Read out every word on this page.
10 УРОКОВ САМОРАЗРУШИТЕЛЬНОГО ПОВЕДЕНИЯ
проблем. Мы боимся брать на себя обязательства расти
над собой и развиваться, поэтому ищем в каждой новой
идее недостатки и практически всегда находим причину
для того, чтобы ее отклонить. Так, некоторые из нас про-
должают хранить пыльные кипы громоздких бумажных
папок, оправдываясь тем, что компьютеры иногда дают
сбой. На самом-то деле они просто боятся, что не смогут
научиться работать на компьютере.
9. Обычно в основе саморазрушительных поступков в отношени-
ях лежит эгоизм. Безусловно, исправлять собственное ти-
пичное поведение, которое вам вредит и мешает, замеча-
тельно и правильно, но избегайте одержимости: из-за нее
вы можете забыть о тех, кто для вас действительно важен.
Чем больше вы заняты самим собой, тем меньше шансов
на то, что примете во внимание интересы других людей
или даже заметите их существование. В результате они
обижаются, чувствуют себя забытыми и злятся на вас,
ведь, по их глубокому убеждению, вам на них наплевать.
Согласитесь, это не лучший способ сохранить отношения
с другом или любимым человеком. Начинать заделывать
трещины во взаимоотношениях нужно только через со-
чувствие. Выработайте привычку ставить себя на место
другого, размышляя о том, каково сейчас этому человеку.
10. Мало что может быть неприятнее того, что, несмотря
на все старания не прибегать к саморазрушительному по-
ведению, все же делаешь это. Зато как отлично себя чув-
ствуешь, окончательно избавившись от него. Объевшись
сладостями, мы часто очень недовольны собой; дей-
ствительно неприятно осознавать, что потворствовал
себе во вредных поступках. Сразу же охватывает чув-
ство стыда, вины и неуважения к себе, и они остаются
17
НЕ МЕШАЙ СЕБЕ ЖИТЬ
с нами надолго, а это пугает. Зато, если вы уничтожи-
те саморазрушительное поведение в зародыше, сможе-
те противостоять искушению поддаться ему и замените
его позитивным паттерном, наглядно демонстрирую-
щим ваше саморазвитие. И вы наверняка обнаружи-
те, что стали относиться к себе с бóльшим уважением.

● To be done: Return each line with "поведение".

● Result of this exercise:
пичное поведение, которое вам вредит и мешает, замеча-
те саморазрушительное поведение в зародыше, сможе-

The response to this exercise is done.